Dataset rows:
────────────────────────────────────────

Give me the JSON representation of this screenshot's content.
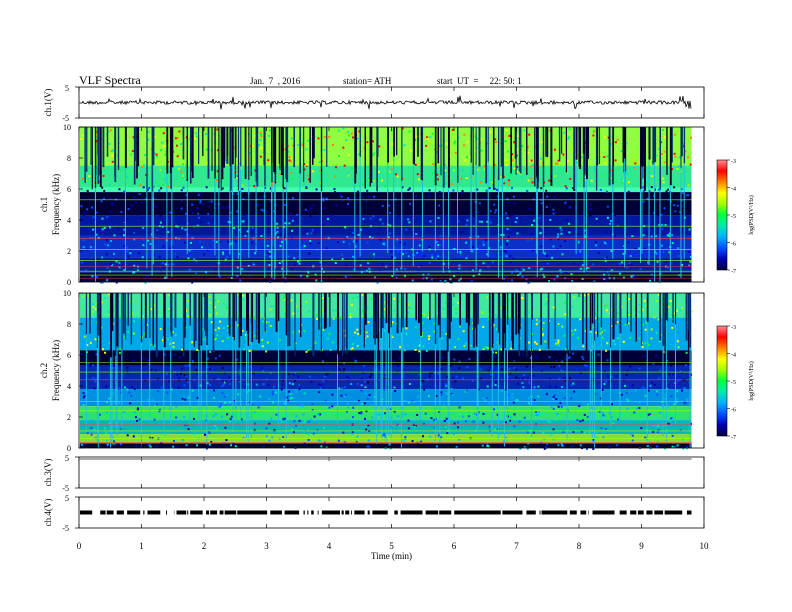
{
  "header": {
    "title": "VLF  Spectra",
    "date": "Jan.  7  , 2016",
    "station": "station= ATH",
    "start": "start  UT  =     22: 50: 1"
  },
  "chart_data": {
    "type": "heatmap",
    "x": {
      "label": "Time  (min)",
      "range": [
        0,
        10
      ],
      "ticks": [
        "0",
        "1",
        "2",
        "3",
        "4",
        "5",
        "6",
        "7",
        "8",
        "9",
        "10"
      ]
    },
    "data_end_min": 9.8,
    "panels": [
      {
        "id": "ch1-waveform",
        "type": "line",
        "ylabel": "ch.1(V)",
        "ylim": [
          -5,
          5
        ],
        "ticks": [
          "5",
          "-5"
        ],
        "baseline": 0,
        "color": "#000000"
      },
      {
        "id": "ch1-spectrogram",
        "type": "heatmap",
        "ylabel": [
          "ch.1",
          "Frequency  (kHz)"
        ],
        "ylim_khz": [
          0,
          10
        ],
        "ticks": [
          "0",
          "2",
          "4",
          "6",
          "8",
          "10"
        ],
        "colorbar": {
          "label": "log(PSD(V²/Hz)",
          "range": [
            -7,
            -3
          ],
          "ticks": [
            "-3",
            "-4",
            "-5",
            "-6",
            "-7"
          ]
        }
      },
      {
        "id": "ch2-spectrogram",
        "type": "heatmap",
        "ylabel": [
          "ch.2",
          "Frequency  (kHz)"
        ],
        "ylim_khz": [
          0,
          10
        ],
        "ticks": [
          "0",
          "2",
          "4",
          "6",
          "8",
          "10"
        ],
        "colorbar": {
          "label": "log(PSD(V²/Hz)",
          "range": [
            -7,
            -3
          ],
          "ticks": [
            "-3",
            "-4",
            "-5",
            "-6",
            "-7"
          ]
        }
      },
      {
        "id": "ch3-waveform",
        "type": "line",
        "ylabel": "ch.3(V)",
        "ylim": [
          -5,
          5
        ],
        "ticks": [
          "5",
          "-5"
        ],
        "baseline": 5,
        "color": "#000000"
      },
      {
        "id": "ch4-waveform",
        "type": "line",
        "ylabel": "ch.4(V)",
        "ylim": [
          -5,
          5
        ],
        "ticks": [
          "5",
          "-5"
        ],
        "baseline": 0,
        "color": "#000000"
      }
    ],
    "colormap": [
      "#000040",
      "#0000b0",
      "#0050ff",
      "#00b0ff",
      "#00e8b0",
      "#00ff40",
      "#a0ff00",
      "#ffff00",
      "#ff8000",
      "#ff0000",
      "#ff9090"
    ],
    "grid": false,
    "legend": "none"
  }
}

────────────────────────────────────────

◆ GOAL: Scan the material line by line and report each one that contains "waveform".

◆ RESPONSE TO THE EXERCISE:
        "id": "ch1-waveform",
        "id": "ch3-waveform",
        "id": "ch4-waveform",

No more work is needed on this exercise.